▸ Material shown:
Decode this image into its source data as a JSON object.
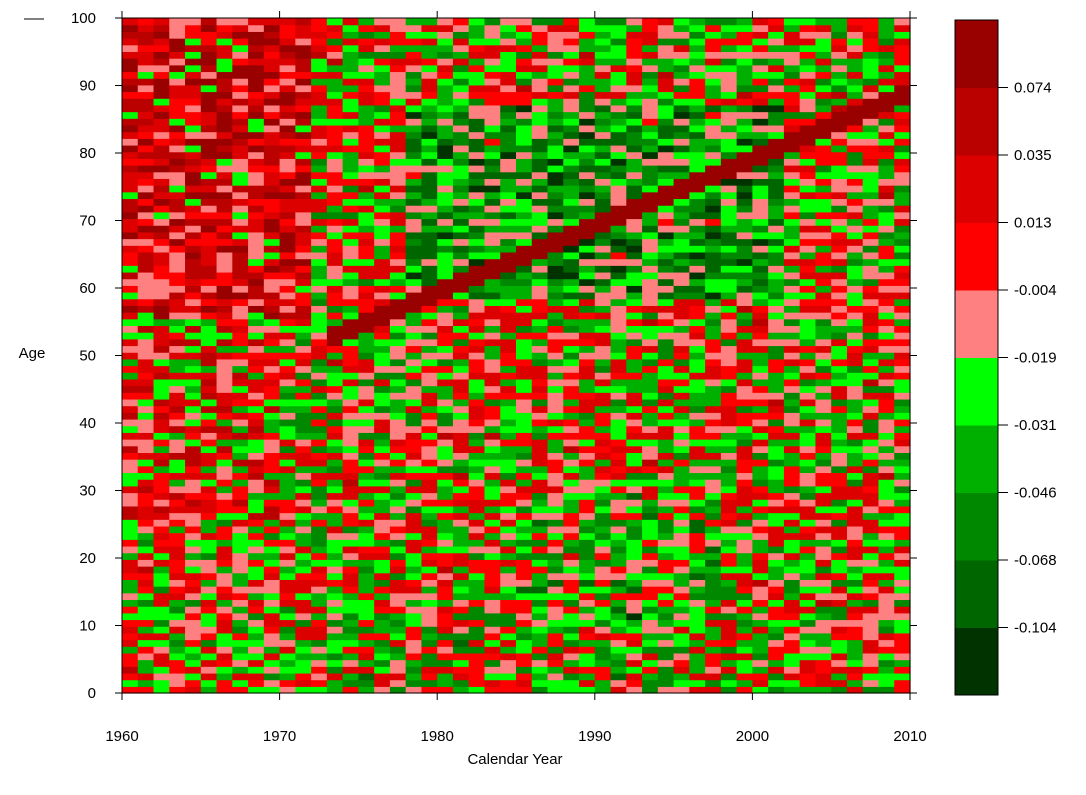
{
  "chart_data": {
    "type": "heatmap",
    "title": "",
    "xlabel": "Calendar Year",
    "ylabel": "Age",
    "xlim": [
      1960,
      2010
    ],
    "ylim": [
      0,
      100
    ],
    "x_ticks": [
      1960,
      1970,
      1980,
      1990,
      2000,
      2010
    ],
    "y_ticks": [
      0,
      10,
      20,
      30,
      40,
      50,
      60,
      70,
      80,
      90,
      100
    ],
    "legend": {
      "placement": "right",
      "bin_colors": [
        "#003300",
        "#006600",
        "#008800",
        "#00b000",
        "#00ff00",
        "#ff8080",
        "#ff0000",
        "#dd0000",
        "#bb0000",
        "#990000"
      ],
      "labels": [
        "-0.104",
        "-0.068",
        "-0.046",
        "-0.031",
        "-0.019",
        "-0.004",
        "0.013",
        "0.035",
        "0.074"
      ]
    },
    "notes": "Per-cell values estimated; general pattern: older ages in early years strongly positive (red), diagonal cohort band of dark red from ~age 50 in 1975 to ~age 90 in 2010, greener block ~ages 60-85 during 1978-2000."
  }
}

▸ Stated task:
Write out all the entries word for word, but skip any images.

▸ Output of the task:
Decode this image into its source data as a JSON object.
{
  "chart_data": {
    "type": "heatmap",
    "title": "",
    "xlabel": "Calendar Year",
    "ylabel": "Age",
    "xlim": [
      1960,
      2010
    ],
    "ylim": [
      0,
      100
    ],
    "x_ticks": [
      1960,
      1970,
      1980,
      1990,
      2000,
      2010
    ],
    "y_ticks": [
      0,
      10,
      20,
      30,
      40,
      50,
      60,
      70,
      80,
      90,
      100
    ],
    "legend": {
      "placement": "right",
      "bin_colors": [
        "#003300",
        "#006600",
        "#008800",
        "#00b000",
        "#00ff00",
        "#ff8080",
        "#ff0000",
        "#dd0000",
        "#bb0000",
        "#990000"
      ],
      "labels": [
        "-0.104",
        "-0.068",
        "-0.046",
        "-0.031",
        "-0.019",
        "-0.004",
        "0.013",
        "0.035",
        "0.074"
      ]
    },
    "notes": "Per-cell values estimated; general pattern: older ages in early years strongly positive (red), diagonal cohort band of dark red from ~age 50 in 1975 to ~age 90 in 2010, greener block ~ages 60-85 during 1978-2000."
  }
}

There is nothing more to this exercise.